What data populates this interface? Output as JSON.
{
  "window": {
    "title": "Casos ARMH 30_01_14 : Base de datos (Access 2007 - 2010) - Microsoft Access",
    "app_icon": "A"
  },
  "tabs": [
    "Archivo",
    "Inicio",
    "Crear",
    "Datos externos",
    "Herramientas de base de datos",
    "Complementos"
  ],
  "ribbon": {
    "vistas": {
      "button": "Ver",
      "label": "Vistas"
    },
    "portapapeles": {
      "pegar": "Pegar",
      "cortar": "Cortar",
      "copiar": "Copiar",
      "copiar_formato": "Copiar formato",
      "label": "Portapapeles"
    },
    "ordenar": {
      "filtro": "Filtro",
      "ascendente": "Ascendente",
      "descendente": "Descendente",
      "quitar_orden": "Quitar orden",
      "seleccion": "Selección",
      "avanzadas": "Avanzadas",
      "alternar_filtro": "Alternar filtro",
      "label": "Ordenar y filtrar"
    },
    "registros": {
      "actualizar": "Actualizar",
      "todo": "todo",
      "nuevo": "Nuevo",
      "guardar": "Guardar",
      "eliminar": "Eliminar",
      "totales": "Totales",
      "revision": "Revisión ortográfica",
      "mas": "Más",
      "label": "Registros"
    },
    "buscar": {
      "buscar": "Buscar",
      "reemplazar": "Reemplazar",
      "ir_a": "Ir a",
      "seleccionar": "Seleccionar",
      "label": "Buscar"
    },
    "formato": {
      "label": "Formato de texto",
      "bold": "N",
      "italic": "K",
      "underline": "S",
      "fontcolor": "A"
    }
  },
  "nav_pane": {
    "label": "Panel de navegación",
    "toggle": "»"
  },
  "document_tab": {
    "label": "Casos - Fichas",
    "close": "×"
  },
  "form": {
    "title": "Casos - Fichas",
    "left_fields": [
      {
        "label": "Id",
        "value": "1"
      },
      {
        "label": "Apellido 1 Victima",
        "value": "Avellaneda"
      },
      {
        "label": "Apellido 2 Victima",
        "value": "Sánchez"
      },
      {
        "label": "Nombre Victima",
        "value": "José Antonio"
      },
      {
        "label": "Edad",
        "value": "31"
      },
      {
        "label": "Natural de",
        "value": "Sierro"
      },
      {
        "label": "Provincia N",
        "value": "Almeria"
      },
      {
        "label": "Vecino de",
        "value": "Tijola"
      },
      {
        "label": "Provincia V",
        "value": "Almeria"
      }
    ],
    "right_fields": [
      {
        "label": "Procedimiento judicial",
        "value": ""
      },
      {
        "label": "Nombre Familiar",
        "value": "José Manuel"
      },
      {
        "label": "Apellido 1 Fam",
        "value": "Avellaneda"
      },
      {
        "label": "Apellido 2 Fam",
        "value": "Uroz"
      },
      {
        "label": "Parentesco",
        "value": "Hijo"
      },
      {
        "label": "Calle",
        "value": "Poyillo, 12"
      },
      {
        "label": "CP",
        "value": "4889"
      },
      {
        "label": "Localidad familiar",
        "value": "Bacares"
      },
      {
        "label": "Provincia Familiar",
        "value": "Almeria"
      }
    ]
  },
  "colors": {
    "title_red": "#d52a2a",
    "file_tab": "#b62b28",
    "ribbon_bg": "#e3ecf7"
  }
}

Exercise goal
Where a line of the material above holds the string "Apellido", copy that line.

Complete output
        "label": "Apellido 1 Victima",
        "label": "Apellido 2 Victima",
        "label": "Apellido 1 Fam",
        "label": "Apellido 2 Fam",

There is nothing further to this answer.